→ What you need to do:
Gather every line holding the string "Décembre".

** START OF Exercise material **

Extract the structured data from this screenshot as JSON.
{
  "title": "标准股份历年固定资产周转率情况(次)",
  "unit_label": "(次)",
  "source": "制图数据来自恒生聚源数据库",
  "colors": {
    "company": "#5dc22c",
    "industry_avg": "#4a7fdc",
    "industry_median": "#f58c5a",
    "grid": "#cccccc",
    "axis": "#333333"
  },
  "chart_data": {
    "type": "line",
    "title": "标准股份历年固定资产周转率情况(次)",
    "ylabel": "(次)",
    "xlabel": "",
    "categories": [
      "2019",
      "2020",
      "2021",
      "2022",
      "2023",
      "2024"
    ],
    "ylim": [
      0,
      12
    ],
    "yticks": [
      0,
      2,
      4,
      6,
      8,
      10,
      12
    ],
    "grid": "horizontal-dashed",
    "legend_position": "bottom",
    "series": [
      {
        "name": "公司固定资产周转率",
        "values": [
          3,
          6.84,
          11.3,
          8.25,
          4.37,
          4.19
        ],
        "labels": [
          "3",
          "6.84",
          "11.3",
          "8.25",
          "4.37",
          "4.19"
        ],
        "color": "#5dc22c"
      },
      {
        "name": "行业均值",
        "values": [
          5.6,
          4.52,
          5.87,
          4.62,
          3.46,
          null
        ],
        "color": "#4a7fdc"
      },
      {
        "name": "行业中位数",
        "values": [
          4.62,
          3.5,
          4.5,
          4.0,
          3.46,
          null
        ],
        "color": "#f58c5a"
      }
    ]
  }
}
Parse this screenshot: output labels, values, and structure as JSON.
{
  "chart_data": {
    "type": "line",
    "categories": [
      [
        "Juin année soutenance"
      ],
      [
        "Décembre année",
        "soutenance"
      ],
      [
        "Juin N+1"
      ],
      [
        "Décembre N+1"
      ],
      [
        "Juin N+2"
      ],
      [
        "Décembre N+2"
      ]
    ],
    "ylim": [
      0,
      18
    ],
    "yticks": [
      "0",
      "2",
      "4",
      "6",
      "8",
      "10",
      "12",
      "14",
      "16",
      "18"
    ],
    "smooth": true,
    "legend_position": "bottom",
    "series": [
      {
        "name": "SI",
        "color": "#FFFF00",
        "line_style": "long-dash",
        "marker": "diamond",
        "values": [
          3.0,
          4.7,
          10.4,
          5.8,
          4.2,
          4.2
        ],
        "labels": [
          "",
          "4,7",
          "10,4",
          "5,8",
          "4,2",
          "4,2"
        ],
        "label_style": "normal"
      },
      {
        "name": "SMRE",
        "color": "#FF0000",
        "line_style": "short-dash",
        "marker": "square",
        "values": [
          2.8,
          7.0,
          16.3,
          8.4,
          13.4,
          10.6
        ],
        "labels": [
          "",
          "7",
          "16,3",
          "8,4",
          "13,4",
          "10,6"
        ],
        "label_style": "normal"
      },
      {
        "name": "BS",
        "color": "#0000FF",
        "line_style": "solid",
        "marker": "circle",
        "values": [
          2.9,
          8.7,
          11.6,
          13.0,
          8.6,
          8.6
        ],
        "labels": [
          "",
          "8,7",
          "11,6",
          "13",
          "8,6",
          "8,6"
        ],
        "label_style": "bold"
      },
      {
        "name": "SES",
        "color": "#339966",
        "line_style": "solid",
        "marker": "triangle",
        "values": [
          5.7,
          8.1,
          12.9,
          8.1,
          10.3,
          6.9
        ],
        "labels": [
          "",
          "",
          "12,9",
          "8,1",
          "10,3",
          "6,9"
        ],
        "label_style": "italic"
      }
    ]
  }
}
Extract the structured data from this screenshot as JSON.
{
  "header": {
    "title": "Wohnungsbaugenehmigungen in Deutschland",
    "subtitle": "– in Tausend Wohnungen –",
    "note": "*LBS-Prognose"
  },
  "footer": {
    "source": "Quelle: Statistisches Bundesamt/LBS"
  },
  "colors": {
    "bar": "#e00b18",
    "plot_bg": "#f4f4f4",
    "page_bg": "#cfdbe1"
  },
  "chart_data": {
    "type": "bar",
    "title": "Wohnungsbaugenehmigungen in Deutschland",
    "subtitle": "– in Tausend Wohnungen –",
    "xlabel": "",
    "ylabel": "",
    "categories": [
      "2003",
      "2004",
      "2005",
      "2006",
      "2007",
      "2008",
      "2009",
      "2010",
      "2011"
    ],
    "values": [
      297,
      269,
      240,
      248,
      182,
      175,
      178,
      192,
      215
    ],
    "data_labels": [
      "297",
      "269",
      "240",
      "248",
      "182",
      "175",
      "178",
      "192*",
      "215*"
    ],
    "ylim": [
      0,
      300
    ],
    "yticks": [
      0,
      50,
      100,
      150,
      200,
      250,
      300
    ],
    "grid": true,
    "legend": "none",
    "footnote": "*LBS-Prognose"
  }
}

** END OF Exercise material **

→ Finished answer:
        "Décembre année",
        "Décembre N+1"
        "Décembre N+2"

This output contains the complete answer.